* **What you have to do**
Search the data for the string "this" and gather each line it is in.
++++ Listing
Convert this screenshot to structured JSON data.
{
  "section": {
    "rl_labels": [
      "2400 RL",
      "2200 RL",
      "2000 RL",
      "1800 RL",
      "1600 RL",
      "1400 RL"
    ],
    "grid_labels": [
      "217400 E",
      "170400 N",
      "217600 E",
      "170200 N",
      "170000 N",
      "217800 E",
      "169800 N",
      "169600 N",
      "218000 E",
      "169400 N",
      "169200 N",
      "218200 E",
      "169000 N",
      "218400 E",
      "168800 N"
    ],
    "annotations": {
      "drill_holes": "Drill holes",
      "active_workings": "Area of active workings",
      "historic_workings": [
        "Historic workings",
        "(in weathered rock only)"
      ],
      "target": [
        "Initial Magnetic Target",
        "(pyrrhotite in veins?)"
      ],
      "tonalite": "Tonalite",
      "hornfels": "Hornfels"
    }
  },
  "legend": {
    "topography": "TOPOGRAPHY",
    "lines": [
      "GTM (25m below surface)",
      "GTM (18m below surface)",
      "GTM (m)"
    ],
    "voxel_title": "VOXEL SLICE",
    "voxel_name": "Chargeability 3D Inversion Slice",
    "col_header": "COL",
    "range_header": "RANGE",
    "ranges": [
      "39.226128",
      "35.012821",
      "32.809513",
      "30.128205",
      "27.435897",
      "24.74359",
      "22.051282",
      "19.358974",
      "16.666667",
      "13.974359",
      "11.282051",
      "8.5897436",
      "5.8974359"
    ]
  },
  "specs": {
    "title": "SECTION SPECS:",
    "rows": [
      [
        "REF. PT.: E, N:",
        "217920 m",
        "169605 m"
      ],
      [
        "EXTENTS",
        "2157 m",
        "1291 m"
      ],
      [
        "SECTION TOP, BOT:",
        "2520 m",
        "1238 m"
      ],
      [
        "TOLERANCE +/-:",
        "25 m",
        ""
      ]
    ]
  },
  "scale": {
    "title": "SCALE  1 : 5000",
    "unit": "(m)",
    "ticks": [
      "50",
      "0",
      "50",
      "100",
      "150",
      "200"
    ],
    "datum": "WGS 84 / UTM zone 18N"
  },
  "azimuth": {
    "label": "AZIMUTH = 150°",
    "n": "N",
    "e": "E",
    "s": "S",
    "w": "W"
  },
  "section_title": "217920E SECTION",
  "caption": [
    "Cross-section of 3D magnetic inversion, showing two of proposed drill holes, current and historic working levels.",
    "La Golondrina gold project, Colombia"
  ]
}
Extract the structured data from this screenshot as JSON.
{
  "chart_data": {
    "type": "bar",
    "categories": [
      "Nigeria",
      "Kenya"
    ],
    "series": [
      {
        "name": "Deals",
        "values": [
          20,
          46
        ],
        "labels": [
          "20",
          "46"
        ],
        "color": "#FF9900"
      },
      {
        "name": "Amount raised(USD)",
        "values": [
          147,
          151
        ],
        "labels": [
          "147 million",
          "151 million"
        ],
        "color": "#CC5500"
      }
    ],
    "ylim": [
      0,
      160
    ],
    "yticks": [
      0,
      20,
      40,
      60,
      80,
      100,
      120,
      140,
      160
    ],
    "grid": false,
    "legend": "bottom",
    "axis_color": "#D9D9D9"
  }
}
++++++++
* **The result**
Convert this screenshot to structured JSON data.
Extract the structured data from this screenshot as JSON.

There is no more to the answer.